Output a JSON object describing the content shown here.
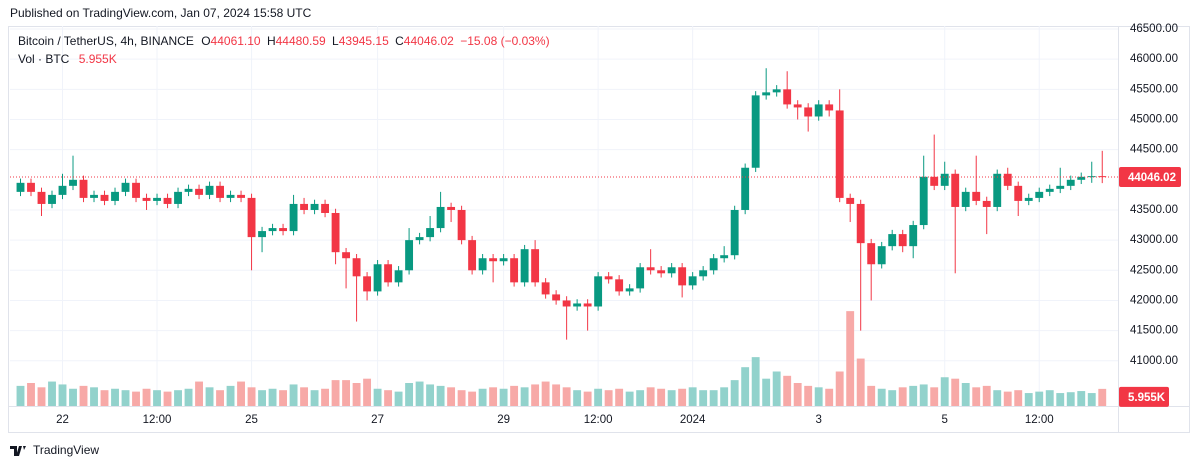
{
  "header": {
    "published": "Published on TradingView.com, Jan 07, 2024 15:58 UTC"
  },
  "chart_data": {
    "type": "candlestick",
    "title": "Bitcoin / TetherUS, 4h, BINANCE",
    "ohlc_keys": [
      "O",
      "H",
      "L",
      "C"
    ],
    "last_labels": {
      "open": "44061.10",
      "high": "44480.59",
      "low": "43945.15",
      "close": "44046.02",
      "change": "−15.08 (−0.03%)"
    },
    "open": [
      43800,
      43950,
      43800,
      43600,
      43750,
      43900,
      44000,
      43700,
      43750,
      43650,
      43800,
      43950,
      43700,
      43650,
      43700,
      43600,
      43800,
      43850,
      43750,
      43900,
      43700,
      43750,
      43700,
      43050,
      43150,
      43200,
      43150,
      43600,
      43500,
      43600,
      43450,
      42800,
      42700,
      42400,
      42150,
      42600,
      42300,
      42500,
      43000,
      43050,
      43200,
      43550,
      43500,
      43000,
      42500,
      42700,
      42650,
      42700,
      42300,
      42850,
      42300,
      42100,
      42000,
      41900,
      41950,
      41900,
      42400,
      42350,
      42150,
      42200,
      42550,
      42500,
      42450,
      42550,
      42250,
      42400,
      42500,
      42700,
      42750,
      43500,
      44200,
      45400,
      45450,
      45500,
      45250,
      45200,
      45050,
      45250,
      45150,
      43700,
      43600,
      42950,
      42600,
      42900,
      43100,
      42900,
      43250,
      44050,
      43900,
      44100,
      43550,
      43800,
      43650,
      43550,
      44100,
      43900,
      43650,
      43700,
      43800,
      43850,
      43900,
      44000,
      44050,
      44061.1
    ],
    "high": [
      44020,
      44020,
      43870,
      43820,
      44100,
      44400,
      44070,
      43820,
      43820,
      43870,
      44020,
      44020,
      43770,
      43770,
      43770,
      43870,
      43920,
      43920,
      43970,
      43970,
      43820,
      43820,
      43770,
      43220,
      43270,
      43270,
      43750,
      43700,
      43670,
      43670,
      43520,
      42870,
      42770,
      42470,
      42670,
      42670,
      42570,
      43200,
      43120,
      43400,
      43800,
      43620,
      43570,
      43070,
      42770,
      42770,
      42770,
      42770,
      42920,
      43000,
      42370,
      42170,
      42070,
      42020,
      42020,
      42470,
      42470,
      42420,
      42270,
      42620,
      42850,
      42570,
      42620,
      42620,
      42470,
      42570,
      42770,
      42900,
      43570,
      44270,
      45470,
      45850,
      45570,
      45800,
      45320,
      45270,
      45320,
      45320,
      45500,
      43770,
      43670,
      43020,
      42970,
      43170,
      43170,
      43320,
      44400,
      44750,
      44300,
      44170,
      43870,
      44400,
      43720,
      44170,
      44200,
      43970,
      43770,
      43870,
      43920,
      44200,
      44070,
      44120,
      44300,
      44480.59
    ],
    "low": [
      43730,
      43730,
      43400,
      43530,
      43680,
      43830,
      43630,
      43630,
      43580,
      43580,
      43730,
      43630,
      43500,
      43580,
      43530,
      43530,
      43730,
      43680,
      43680,
      43630,
      43630,
      43630,
      42500,
      42800,
      43080,
      43080,
      43080,
      43430,
      43430,
      43380,
      42600,
      42200,
      41650,
      42000,
      42080,
      42230,
      42230,
      42430,
      42930,
      42980,
      43130,
      43300,
      42930,
      42430,
      42430,
      42300,
      42580,
      42230,
      42230,
      42230,
      42030,
      41930,
      41350,
      41830,
      41500,
      41830,
      42280,
      42080,
      42080,
      42130,
      42430,
      42380,
      42380,
      42050,
      42180,
      42330,
      42430,
      42630,
      42680,
      43430,
      44130,
      45330,
      45380,
      45180,
      45000,
      44800,
      44980,
      45050,
      43630,
      43300,
      41500,
      42000,
      42530,
      42830,
      42800,
      42700,
      43180,
      43830,
      43830,
      42450,
      43480,
      43580,
      43100,
      43480,
      43830,
      43400,
      43580,
      43630,
      43730,
      43780,
      43830,
      43930,
      43950,
      43945.15
    ],
    "close": [
      43950,
      43800,
      43600,
      43750,
      43900,
      44000,
      43700,
      43750,
      43650,
      43800,
      43950,
      43700,
      43650,
      43700,
      43600,
      43800,
      43850,
      43750,
      43900,
      43700,
      43750,
      43700,
      43050,
      43150,
      43200,
      43150,
      43600,
      43500,
      43600,
      43450,
      42800,
      42700,
      42400,
      42150,
      42600,
      42300,
      42500,
      43000,
      43050,
      43200,
      43550,
      43500,
      43000,
      42500,
      42700,
      42650,
      42700,
      42300,
      42850,
      42300,
      42100,
      42000,
      41900,
      41950,
      41900,
      42400,
      42350,
      42150,
      42200,
      42550,
      42500,
      42450,
      42550,
      42250,
      42400,
      42500,
      42700,
      42750,
      43500,
      44200,
      45400,
      45450,
      45500,
      45250,
      45200,
      45050,
      45250,
      45150,
      43700,
      43600,
      42950,
      42600,
      42900,
      43100,
      42900,
      43250,
      44050,
      43900,
      44100,
      43550,
      43800,
      43650,
      43550,
      44100,
      43900,
      43650,
      43700,
      43800,
      43850,
      43900,
      44000,
      44050,
      44061.1,
      44046.02
    ],
    "up_color": "#089981",
    "down_color": "#f23645",
    "xlim": [
      -1,
      104.5
    ],
    "xticks": [
      {
        "value": 4,
        "label": "22"
      },
      {
        "value": 13,
        "label": "12:00"
      },
      {
        "value": 22,
        "label": "25"
      },
      {
        "value": 34,
        "label": "27"
      },
      {
        "value": 46,
        "label": "29"
      },
      {
        "value": 55,
        "label": "12:00"
      },
      {
        "value": 64,
        "label": "2024"
      },
      {
        "value": 76,
        "label": "3"
      },
      {
        "value": 88,
        "label": "5"
      },
      {
        "value": 97,
        "label": "12:00"
      }
    ],
    "ylim": [
      40250,
      46550
    ],
    "yticks": [
      {
        "value": 41000,
        "label": "41000.00"
      },
      {
        "value": 41500,
        "label": "41500.00"
      },
      {
        "value": 42000,
        "label": "42000.00"
      },
      {
        "value": 42500,
        "label": "42500.00"
      },
      {
        "value": 43000,
        "label": "43000.00"
      },
      {
        "value": 43500,
        "label": "43500.00"
      },
      {
        "value": 44500,
        "label": "44500.00"
      },
      {
        "value": 45000,
        "label": "45000.00"
      },
      {
        "value": 45500,
        "label": "45500.00"
      },
      {
        "value": 46000,
        "label": "46000.00"
      },
      {
        "value": 46500,
        "label": "46500.00"
      }
    ],
    "grid": true,
    "volume": {
      "name": "Vol · BTC",
      "last_label": "5.955K",
      "up_color": "#92d2cc",
      "down_color": "#f7a9a7",
      "ylim": [
        0,
        40000
      ],
      "values": [
        7000,
        8000,
        6500,
        8500,
        7500,
        6000,
        7000,
        6500,
        5500,
        6000,
        5500,
        5000,
        6000,
        5500,
        5000,
        5500,
        6000,
        8500,
        6500,
        5500,
        7000,
        8500,
        6500,
        5500,
        6000,
        5500,
        7500,
        6500,
        5500,
        6000,
        9000,
        9000,
        8000,
        9500,
        6000,
        5500,
        5000,
        8000,
        8500,
        7500,
        7000,
        6500,
        5500,
        5000,
        6000,
        6500,
        6000,
        7000,
        6500,
        7500,
        8500,
        7500,
        6500,
        5500,
        5000,
        6000,
        5500,
        6000,
        5000,
        5500,
        6500,
        6000,
        5500,
        6000,
        6500,
        5500,
        5500,
        6500,
        9000,
        13500,
        17000,
        9500,
        12000,
        10500,
        8000,
        7000,
        6500,
        6000,
        12000,
        33000,
        16500,
        7000,
        6000,
        5500,
        6500,
        7000,
        7500,
        6500,
        10000,
        9500,
        8000,
        6500,
        7000,
        5500,
        5000,
        5500,
        4500,
        5000,
        5500,
        4500,
        4800,
        5200,
        4500,
        5955
      ]
    }
  },
  "footer": {
    "brand": "TradingView"
  }
}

────────────────────────────────────────

(What you will do)
Of the lines in this data, how many contain "TradingView"? Reply with only the number.

(Finished exercise)
2